To do: Copy the records that follow exactly as written, but not their pictures.

Stored records:
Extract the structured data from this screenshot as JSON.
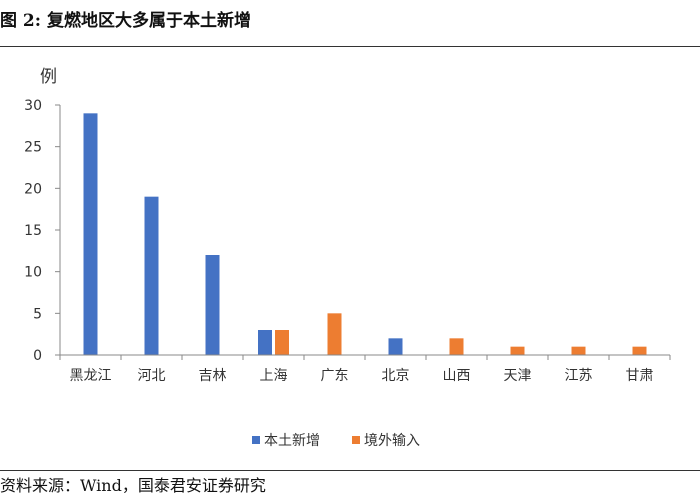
{
  "figure": {
    "title": "图 2: 复燃地区大多属于本土新增",
    "source": "资料来源：Wind，国泰君安证券研究"
  },
  "chart_data": {
    "type": "bar",
    "unit_label": "例",
    "categories": [
      "黑龙江",
      "河北",
      "吉林",
      "上海",
      "广东",
      "北京",
      "山西",
      "天津",
      "江苏",
      "甘肃"
    ],
    "series": [
      {
        "name": "本土新增",
        "color": "#4472C4",
        "values": [
          29,
          19,
          12,
          3,
          0,
          2,
          0,
          0,
          0,
          0
        ]
      },
      {
        "name": "境外输入",
        "color": "#ED7D31",
        "values": [
          0,
          0,
          0,
          3,
          5,
          0,
          2,
          1,
          1,
          1
        ]
      }
    ],
    "ylim": [
      0,
      30
    ],
    "yticks": [
      0,
      5,
      10,
      15,
      20,
      25,
      30
    ],
    "grid": false,
    "legend_position": "bottom"
  }
}
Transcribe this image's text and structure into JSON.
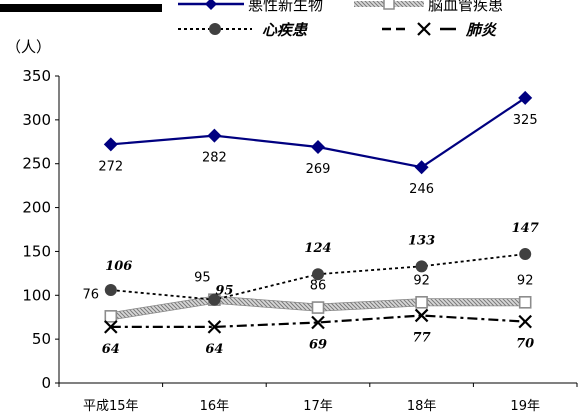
{
  "chart_data": {
    "type": "line",
    "ylabel": "（人）",
    "categories": [
      "平成15年",
      "16年",
      "17年",
      "18年",
      "19年"
    ],
    "ylim": [
      0,
      350
    ],
    "yticks": [
      0,
      50,
      100,
      150,
      200,
      250,
      300,
      350
    ],
    "grid": false,
    "legend_position": "top",
    "series": [
      {
        "name": "悪性新生物",
        "values": [
          272,
          282,
          269,
          246,
          325
        ],
        "color": "#000080",
        "marker": "diamond",
        "line": "solid",
        "label_style": "plain"
      },
      {
        "name": "脳血管疾患",
        "values": [
          76,
          95,
          86,
          92,
          92
        ],
        "color": "#a0a0a0",
        "marker": "square-open",
        "line": "hatched",
        "label_style": "plain"
      },
      {
        "name": "心疾患",
        "values": [
          106,
          95,
          124,
          133,
          147
        ],
        "color": "#404040",
        "marker": "circle",
        "line": "dotted",
        "label_style": "italic"
      },
      {
        "name": "肺炎",
        "values": [
          64,
          64,
          69,
          77,
          70
        ],
        "color": "#000000",
        "marker": "x",
        "line": "dash-dot",
        "label_style": "italic"
      }
    ]
  }
}
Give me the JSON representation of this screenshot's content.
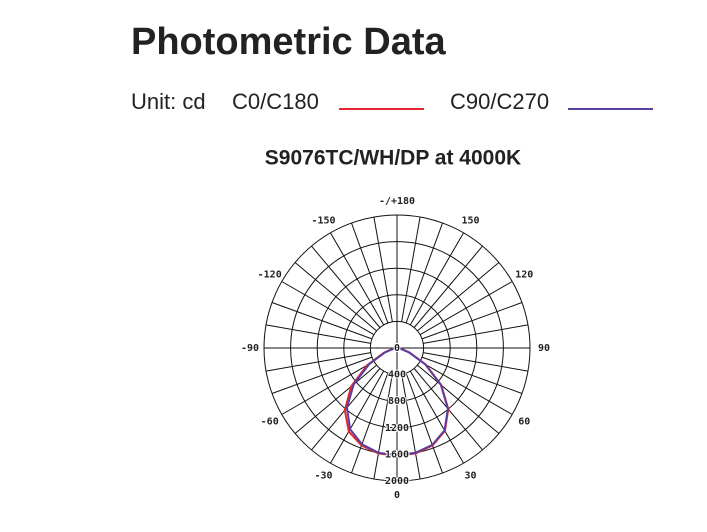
{
  "chart_data": {
    "type": "polar",
    "title": "Photometric Data",
    "unit_label": "Unit: cd",
    "subtitle": "S9076TC/WH/DP at 4000K",
    "x": [
      -90,
      -80,
      -70,
      -60,
      -50,
      -40,
      -30,
      -20,
      -10,
      0,
      10,
      20,
      30,
      40,
      50,
      60,
      70,
      80,
      90
    ],
    "series": [
      {
        "name": "C0/C180",
        "color": "#e8262f",
        "values": [
          0,
          60,
          210,
          520,
          900,
          1220,
          1450,
          1560,
          1610,
          1620,
          1610,
          1560,
          1440,
          1200,
          870,
          500,
          200,
          60,
          0
        ]
      },
      {
        "name": "C90/C270",
        "color": "#5b3fa0",
        "values": [
          0,
          50,
          190,
          480,
          850,
          1170,
          1410,
          1540,
          1600,
          1610,
          1600,
          1550,
          1430,
          1190,
          860,
          490,
          190,
          50,
          0
        ]
      }
    ],
    "rlim": [
      0,
      2000
    ],
    "rticks": [
      0,
      400,
      800,
      1200,
      1600,
      2000
    ],
    "xticks": [
      0,
      30,
      60,
      90,
      120,
      150,
      {
        "value": 180,
        "label": "-/+180"
      },
      -150,
      -120,
      -90,
      -60,
      -30
    ],
    "grid_step": 10,
    "grid": true
  }
}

The answer:
Extract the structured data from this screenshot as JSON.
{
  "figure": {
    "title": "图 2: 复燃地区大多属于本土新增",
    "source": "资料来源：Wind，国泰君安证券研究"
  },
  "chart_data": {
    "type": "bar",
    "unit_label": "例",
    "categories": [
      "黑龙江",
      "河北",
      "吉林",
      "上海",
      "广东",
      "北京",
      "山西",
      "天津",
      "江苏",
      "甘肃"
    ],
    "series": [
      {
        "name": "本土新增",
        "color": "#4472C4",
        "values": [
          29,
          19,
          12,
          3,
          0,
          2,
          0,
          0,
          0,
          0
        ]
      },
      {
        "name": "境外输入",
        "color": "#ED7D31",
        "values": [
          0,
          0,
          0,
          3,
          5,
          0,
          2,
          1,
          1,
          1
        ]
      }
    ],
    "ylim": [
      0,
      30
    ],
    "yticks": [
      0,
      5,
      10,
      15,
      20,
      25,
      30
    ],
    "grid": false,
    "legend_position": "bottom"
  }
}
Transcribe this image's text and structure into JSON.
{
  "chart_data": {
    "type": "line",
    "ylabel": "（人）",
    "categories": [
      "平成15年",
      "16年",
      "17年",
      "18年",
      "19年"
    ],
    "ylim": [
      0,
      350
    ],
    "yticks": [
      0,
      50,
      100,
      150,
      200,
      250,
      300,
      350
    ],
    "grid": false,
    "legend_position": "top",
    "series": [
      {
        "name": "悪性新生物",
        "values": [
          272,
          282,
          269,
          246,
          325
        ],
        "color": "#000080",
        "marker": "diamond",
        "line": "solid",
        "label_style": "plain"
      },
      {
        "name": "脳血管疾患",
        "values": [
          76,
          95,
          86,
          92,
          92
        ],
        "color": "#a0a0a0",
        "marker": "square-open",
        "line": "hatched",
        "label_style": "plain"
      },
      {
        "name": "心疾患",
        "values": [
          106,
          95,
          124,
          133,
          147
        ],
        "color": "#404040",
        "marker": "circle",
        "line": "dotted",
        "label_style": "italic"
      },
      {
        "name": "肺炎",
        "values": [
          64,
          64,
          69,
          77,
          70
        ],
        "color": "#000000",
        "marker": "x",
        "line": "dash-dot",
        "label_style": "italic"
      }
    ]
  }
}
Give me the JSON representation of this screenshot's content.
{
  "chart_data": {
    "type": "polar",
    "title": "Photometric Data",
    "unit_label": "Unit: cd",
    "subtitle": "S9076TC/WH/DP at 4000K",
    "x": [
      -90,
      -80,
      -70,
      -60,
      -50,
      -40,
      -30,
      -20,
      -10,
      0,
      10,
      20,
      30,
      40,
      50,
      60,
      70,
      80,
      90
    ],
    "series": [
      {
        "name": "C0/C180",
        "color": "#e8262f",
        "values": [
          0,
          60,
          210,
          520,
          900,
          1220,
          1450,
          1560,
          1610,
          1620,
          1610,
          1560,
          1440,
          1200,
          870,
          500,
          200,
          60,
          0
        ]
      },
      {
        "name": "C90/C270",
        "color": "#5b3fa0",
        "values": [
          0,
          50,
          190,
          480,
          850,
          1170,
          1410,
          1540,
          1600,
          1610,
          1600,
          1550,
          1430,
          1190,
          860,
          490,
          190,
          50,
          0
        ]
      }
    ],
    "rlim": [
      0,
      2000
    ],
    "rticks": [
      0,
      400,
      800,
      1200,
      1600,
      2000
    ],
    "xticks": [
      0,
      30,
      60,
      90,
      120,
      150,
      {
        "value": 180,
        "label": "-/+180"
      },
      -150,
      -120,
      -90,
      -60,
      -30
    ],
    "grid_step": 10,
    "grid": true
  }
}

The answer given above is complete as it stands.